§ **WHAT TO WORK ON**
Count every line where "this" shows up, and give that number only.

#### DATA LISTING ####

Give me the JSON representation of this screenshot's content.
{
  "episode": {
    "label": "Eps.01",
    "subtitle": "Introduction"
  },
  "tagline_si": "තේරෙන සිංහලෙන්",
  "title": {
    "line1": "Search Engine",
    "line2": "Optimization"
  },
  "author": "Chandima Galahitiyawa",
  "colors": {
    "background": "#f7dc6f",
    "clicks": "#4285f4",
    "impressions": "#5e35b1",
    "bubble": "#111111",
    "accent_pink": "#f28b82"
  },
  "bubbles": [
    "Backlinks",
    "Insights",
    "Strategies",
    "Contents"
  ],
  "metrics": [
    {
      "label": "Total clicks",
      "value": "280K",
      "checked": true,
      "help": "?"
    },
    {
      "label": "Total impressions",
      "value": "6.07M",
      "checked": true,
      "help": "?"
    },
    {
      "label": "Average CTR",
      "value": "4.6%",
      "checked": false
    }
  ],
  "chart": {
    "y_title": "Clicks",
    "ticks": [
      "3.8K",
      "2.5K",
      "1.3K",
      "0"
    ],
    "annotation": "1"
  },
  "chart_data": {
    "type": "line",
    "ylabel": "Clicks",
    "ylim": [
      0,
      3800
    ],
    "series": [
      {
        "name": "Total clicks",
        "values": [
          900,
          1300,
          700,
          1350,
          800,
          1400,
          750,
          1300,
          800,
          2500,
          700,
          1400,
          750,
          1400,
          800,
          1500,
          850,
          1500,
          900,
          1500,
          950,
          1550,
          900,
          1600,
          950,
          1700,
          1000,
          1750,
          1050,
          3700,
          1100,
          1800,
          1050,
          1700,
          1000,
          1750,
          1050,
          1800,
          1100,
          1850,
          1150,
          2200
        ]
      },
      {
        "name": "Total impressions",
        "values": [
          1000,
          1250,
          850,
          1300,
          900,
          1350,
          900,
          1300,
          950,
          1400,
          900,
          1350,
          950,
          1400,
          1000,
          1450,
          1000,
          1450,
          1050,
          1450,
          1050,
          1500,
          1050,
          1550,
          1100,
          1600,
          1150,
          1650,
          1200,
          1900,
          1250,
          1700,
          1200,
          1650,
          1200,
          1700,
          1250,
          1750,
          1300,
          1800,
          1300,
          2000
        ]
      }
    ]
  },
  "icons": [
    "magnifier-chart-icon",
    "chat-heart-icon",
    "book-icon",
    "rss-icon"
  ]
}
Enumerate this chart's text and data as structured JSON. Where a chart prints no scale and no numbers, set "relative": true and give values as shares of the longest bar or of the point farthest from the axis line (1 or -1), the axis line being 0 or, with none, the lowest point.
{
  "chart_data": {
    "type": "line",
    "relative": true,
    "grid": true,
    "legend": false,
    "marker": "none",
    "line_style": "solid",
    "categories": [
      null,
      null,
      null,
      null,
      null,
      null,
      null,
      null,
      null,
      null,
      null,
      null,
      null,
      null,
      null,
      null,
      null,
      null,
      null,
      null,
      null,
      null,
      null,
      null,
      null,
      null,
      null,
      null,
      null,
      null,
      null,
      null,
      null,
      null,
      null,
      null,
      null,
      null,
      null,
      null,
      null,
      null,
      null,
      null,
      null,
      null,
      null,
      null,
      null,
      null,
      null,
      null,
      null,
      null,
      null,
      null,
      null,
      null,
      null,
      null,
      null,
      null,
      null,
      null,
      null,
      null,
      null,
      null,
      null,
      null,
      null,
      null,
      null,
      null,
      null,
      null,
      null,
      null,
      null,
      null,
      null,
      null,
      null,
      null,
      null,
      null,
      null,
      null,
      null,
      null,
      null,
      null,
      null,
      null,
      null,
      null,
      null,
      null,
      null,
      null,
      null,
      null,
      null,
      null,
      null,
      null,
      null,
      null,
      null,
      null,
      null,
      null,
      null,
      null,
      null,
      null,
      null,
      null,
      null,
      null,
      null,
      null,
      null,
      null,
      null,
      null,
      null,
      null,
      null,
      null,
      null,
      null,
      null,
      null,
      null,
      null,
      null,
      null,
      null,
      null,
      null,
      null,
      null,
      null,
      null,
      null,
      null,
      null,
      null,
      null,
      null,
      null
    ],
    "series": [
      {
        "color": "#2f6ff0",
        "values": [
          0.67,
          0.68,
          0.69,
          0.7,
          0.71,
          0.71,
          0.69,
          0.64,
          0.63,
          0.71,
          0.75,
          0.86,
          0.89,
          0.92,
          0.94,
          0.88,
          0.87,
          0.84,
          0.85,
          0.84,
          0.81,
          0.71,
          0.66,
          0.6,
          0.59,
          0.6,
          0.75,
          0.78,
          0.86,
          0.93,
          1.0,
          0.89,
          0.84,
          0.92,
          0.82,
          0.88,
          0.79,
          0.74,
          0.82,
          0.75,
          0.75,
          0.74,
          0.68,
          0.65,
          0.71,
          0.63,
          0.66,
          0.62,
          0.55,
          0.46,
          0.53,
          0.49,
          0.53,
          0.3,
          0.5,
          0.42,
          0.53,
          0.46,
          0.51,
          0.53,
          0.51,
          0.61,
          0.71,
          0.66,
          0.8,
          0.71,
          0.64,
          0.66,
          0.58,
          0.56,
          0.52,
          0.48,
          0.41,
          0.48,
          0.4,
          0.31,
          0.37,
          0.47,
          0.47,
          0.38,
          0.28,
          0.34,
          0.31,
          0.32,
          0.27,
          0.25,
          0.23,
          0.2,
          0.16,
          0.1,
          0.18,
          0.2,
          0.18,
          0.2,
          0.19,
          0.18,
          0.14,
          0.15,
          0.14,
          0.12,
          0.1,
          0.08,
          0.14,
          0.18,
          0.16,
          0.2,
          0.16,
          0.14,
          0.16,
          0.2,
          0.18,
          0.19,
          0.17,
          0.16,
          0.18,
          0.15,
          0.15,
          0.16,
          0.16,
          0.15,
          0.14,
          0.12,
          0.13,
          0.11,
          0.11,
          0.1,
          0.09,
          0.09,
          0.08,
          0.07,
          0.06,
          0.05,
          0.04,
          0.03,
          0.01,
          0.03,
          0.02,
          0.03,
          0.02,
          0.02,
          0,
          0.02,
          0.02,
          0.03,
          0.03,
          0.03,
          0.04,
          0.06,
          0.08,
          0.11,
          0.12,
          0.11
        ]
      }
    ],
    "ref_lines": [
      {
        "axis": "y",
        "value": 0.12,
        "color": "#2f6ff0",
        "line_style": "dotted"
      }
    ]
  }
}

####

§ **EXERCISE OUTPUT**
2